— Problem to work on —
Locate all lines with the word "JSON". Copy them.
Start
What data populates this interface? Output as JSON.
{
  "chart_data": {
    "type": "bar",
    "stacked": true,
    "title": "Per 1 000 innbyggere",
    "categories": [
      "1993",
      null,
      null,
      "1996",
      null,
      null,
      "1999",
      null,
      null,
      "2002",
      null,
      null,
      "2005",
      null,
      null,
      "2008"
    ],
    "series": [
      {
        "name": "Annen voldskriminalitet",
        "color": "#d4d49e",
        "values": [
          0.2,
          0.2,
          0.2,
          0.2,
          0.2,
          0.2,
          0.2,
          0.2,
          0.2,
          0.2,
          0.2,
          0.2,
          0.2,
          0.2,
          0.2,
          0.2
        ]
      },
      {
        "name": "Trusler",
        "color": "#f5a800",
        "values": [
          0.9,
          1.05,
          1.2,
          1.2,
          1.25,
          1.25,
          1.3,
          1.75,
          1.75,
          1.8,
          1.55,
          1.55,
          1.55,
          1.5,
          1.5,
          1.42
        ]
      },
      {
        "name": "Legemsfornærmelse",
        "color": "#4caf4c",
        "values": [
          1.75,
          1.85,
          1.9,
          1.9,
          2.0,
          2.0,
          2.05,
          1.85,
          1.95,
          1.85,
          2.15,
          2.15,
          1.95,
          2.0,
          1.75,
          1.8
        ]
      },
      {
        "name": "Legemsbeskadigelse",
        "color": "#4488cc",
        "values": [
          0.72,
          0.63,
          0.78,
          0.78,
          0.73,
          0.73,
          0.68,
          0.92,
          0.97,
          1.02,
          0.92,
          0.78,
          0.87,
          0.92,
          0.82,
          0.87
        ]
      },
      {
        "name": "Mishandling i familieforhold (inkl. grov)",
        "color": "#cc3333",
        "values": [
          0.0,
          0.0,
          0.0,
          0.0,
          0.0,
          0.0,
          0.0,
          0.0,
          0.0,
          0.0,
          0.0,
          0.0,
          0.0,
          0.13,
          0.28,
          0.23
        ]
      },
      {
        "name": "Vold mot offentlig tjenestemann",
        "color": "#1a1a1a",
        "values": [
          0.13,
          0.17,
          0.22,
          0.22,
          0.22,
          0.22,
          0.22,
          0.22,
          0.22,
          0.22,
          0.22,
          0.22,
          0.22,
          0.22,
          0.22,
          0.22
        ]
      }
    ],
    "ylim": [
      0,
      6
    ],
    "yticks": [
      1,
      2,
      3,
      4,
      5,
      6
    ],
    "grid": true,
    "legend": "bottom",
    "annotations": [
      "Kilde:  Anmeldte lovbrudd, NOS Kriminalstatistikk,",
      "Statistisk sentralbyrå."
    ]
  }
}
End
Start
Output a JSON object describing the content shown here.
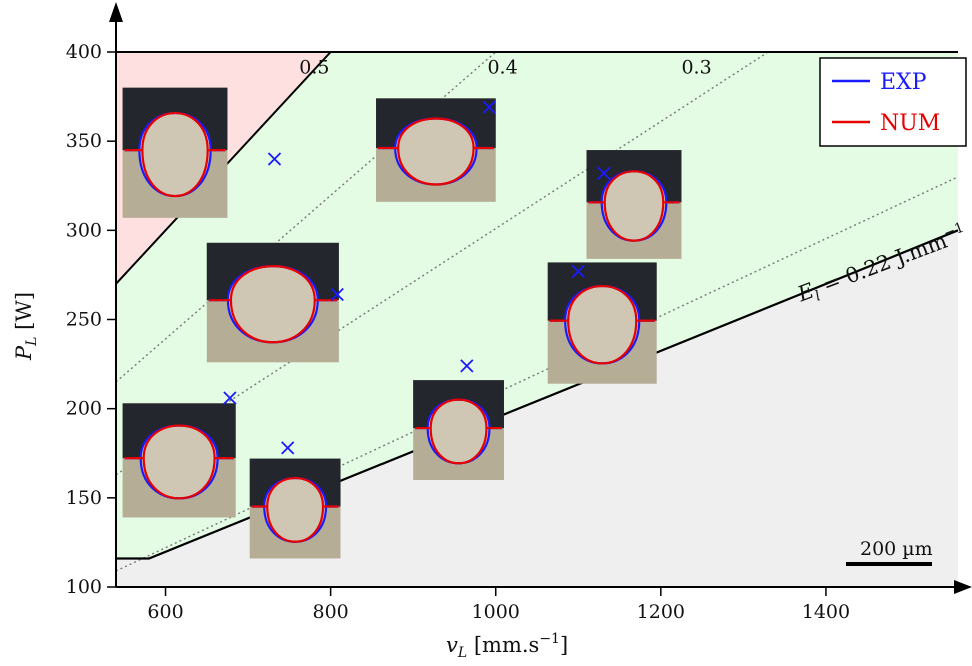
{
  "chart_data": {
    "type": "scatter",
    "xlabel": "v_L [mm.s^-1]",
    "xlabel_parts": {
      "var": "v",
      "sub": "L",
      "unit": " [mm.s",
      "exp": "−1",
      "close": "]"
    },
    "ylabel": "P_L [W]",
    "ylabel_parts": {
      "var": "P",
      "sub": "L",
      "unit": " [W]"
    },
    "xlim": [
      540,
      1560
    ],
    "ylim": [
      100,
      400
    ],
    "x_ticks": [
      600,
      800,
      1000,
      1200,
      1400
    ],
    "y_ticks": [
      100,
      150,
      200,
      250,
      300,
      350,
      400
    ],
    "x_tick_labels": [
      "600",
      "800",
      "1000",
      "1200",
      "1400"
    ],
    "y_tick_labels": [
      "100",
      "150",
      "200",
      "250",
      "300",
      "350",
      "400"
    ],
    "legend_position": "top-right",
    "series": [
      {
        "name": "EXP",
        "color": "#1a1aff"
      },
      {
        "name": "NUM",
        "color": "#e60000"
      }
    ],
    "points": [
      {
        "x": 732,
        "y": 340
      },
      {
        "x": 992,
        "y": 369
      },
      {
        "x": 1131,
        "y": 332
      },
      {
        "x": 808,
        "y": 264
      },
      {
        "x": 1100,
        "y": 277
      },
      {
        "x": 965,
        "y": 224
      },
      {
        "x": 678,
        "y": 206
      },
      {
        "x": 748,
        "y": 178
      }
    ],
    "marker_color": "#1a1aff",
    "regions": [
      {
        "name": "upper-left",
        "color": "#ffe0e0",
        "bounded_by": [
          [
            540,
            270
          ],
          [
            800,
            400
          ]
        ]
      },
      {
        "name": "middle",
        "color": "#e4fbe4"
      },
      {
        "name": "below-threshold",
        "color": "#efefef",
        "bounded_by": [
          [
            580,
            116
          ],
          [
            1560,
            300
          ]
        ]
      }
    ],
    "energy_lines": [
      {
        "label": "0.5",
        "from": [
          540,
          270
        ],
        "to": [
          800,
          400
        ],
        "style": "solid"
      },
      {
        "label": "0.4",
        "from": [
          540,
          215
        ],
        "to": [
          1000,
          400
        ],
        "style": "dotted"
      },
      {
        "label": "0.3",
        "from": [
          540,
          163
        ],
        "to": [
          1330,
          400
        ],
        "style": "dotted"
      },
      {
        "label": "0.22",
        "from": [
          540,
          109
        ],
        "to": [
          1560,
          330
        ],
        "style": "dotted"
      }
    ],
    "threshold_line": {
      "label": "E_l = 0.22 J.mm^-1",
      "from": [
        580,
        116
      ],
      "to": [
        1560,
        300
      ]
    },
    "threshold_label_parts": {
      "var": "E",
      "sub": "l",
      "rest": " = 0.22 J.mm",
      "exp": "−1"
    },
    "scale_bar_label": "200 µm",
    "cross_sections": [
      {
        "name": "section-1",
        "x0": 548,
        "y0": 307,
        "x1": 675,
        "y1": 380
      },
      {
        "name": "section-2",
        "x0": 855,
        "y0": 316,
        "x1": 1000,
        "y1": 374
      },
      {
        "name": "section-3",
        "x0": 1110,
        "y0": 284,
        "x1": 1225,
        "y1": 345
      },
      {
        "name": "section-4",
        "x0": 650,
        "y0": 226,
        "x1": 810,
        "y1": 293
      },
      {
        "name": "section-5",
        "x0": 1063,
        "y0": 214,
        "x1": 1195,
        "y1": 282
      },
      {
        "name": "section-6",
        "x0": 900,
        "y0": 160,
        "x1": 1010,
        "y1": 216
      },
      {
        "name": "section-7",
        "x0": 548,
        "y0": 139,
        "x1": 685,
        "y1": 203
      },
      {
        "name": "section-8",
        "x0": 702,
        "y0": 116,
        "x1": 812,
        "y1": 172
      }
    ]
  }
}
End
— Result below —
What data populates this interface? Output as JSON.
Output a JSON object describing the content shown here.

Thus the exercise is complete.